● Problem to work on
Locate the word "JSON" in the data below, then copy every line that holds it.

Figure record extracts

++++++

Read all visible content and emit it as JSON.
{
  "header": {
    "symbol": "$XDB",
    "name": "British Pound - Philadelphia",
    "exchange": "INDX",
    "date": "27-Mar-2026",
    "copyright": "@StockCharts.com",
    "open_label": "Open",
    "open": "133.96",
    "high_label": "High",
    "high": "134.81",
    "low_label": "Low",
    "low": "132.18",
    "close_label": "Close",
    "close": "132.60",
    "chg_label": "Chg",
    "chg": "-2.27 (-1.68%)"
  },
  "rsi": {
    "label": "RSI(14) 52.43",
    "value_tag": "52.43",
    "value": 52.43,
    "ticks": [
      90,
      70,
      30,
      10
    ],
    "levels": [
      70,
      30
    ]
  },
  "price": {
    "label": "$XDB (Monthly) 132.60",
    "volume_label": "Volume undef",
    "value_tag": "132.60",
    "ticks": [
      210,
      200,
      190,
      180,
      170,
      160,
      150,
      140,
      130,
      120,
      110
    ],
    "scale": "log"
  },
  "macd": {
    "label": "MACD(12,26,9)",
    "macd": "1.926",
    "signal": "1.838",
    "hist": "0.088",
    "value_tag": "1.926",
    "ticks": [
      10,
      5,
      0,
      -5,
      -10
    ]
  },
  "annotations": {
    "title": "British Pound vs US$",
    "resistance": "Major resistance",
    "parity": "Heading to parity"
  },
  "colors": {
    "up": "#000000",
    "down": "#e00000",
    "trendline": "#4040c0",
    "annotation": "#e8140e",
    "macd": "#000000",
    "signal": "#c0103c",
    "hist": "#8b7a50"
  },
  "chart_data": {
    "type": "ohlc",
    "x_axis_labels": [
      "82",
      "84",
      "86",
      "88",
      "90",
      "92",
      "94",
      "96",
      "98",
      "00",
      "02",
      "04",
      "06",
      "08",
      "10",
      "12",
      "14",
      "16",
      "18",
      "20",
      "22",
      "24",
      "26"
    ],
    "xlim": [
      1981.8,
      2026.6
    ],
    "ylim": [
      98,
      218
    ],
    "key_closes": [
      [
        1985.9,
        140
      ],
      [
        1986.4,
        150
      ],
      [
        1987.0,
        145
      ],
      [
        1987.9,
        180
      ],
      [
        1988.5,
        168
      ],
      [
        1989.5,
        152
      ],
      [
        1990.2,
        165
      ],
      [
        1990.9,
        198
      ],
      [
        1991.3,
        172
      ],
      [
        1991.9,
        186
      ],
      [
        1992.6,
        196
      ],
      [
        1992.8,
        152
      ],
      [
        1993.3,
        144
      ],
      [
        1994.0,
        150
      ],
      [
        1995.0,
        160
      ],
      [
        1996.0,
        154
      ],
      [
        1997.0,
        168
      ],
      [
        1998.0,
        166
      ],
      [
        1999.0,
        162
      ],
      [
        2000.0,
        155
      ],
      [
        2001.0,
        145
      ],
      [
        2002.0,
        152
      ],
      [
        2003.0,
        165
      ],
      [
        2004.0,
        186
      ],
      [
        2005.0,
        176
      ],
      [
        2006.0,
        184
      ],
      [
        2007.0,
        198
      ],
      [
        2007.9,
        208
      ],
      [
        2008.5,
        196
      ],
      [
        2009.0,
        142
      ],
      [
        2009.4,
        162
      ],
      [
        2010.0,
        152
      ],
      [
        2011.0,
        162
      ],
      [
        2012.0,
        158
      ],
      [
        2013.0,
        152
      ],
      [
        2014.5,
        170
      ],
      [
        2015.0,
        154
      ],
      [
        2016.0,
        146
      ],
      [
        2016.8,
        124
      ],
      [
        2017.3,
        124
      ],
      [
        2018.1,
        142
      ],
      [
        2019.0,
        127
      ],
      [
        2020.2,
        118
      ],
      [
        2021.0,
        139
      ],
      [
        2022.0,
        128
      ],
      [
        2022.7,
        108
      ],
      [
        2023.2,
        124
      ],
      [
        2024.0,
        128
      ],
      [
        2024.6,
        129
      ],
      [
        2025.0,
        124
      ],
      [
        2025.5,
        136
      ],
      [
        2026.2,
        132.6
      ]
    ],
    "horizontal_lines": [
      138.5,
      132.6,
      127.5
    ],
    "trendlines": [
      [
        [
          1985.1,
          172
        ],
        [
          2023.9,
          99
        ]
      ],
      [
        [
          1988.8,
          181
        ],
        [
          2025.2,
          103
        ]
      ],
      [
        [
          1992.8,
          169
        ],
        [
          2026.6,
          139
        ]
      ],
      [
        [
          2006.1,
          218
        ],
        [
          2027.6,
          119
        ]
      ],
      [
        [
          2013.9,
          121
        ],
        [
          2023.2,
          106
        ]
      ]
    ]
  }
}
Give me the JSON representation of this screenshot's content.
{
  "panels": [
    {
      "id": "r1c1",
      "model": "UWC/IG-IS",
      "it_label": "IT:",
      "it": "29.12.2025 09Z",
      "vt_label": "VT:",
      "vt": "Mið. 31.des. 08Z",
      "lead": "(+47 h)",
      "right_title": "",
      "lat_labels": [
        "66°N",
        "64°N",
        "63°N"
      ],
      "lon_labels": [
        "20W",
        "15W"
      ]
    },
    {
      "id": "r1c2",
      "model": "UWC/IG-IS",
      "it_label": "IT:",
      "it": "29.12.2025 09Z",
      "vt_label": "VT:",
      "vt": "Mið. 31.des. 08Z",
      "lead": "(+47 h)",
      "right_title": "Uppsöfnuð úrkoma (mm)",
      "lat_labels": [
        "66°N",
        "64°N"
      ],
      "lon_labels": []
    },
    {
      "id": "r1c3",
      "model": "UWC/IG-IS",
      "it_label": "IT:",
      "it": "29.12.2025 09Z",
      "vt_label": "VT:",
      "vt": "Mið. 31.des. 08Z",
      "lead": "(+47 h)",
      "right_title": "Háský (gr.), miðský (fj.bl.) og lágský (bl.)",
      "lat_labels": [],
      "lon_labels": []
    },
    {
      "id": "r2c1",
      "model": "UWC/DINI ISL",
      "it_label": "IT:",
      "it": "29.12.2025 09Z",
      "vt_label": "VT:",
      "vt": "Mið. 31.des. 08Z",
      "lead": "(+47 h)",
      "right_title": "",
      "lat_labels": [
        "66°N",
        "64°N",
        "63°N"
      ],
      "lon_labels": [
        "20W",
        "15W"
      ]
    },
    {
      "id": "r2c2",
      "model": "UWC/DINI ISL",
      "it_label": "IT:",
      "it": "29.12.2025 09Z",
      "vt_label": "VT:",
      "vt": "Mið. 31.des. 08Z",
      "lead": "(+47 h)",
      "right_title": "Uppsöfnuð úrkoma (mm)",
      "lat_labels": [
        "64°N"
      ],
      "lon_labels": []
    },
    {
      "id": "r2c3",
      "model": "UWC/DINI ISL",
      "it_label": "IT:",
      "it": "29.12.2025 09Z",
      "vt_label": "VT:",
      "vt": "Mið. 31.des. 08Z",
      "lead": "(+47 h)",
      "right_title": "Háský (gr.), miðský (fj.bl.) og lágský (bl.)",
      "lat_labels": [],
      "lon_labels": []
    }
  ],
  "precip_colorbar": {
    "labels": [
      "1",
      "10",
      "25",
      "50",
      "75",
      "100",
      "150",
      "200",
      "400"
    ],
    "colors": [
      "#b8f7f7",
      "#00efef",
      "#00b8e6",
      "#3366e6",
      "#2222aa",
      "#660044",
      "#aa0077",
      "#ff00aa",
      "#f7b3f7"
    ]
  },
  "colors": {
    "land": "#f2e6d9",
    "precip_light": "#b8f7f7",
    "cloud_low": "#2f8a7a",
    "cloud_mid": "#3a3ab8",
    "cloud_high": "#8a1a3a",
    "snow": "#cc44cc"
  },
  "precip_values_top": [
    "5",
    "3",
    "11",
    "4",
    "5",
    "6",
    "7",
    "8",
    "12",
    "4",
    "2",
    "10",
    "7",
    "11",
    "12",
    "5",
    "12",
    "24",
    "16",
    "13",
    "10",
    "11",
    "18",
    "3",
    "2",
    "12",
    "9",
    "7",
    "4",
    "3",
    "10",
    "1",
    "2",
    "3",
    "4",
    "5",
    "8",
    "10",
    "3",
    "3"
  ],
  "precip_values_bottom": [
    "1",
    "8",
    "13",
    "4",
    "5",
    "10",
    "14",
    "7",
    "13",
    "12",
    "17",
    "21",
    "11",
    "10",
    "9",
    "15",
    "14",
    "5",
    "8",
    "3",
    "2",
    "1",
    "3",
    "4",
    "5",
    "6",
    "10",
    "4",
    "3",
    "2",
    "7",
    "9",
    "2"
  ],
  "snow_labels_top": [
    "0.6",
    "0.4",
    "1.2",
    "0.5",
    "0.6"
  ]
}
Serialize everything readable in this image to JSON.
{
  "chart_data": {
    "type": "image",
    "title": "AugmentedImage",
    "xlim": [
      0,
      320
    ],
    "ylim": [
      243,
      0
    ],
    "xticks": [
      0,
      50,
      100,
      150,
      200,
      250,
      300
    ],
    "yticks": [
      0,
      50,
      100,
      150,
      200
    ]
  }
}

++++++

● Solution to the problem
Read all visible content and emit it as JSON.
Give me the JSON representation of this screenshot's content.
Serialize everything readable in this image to JSON.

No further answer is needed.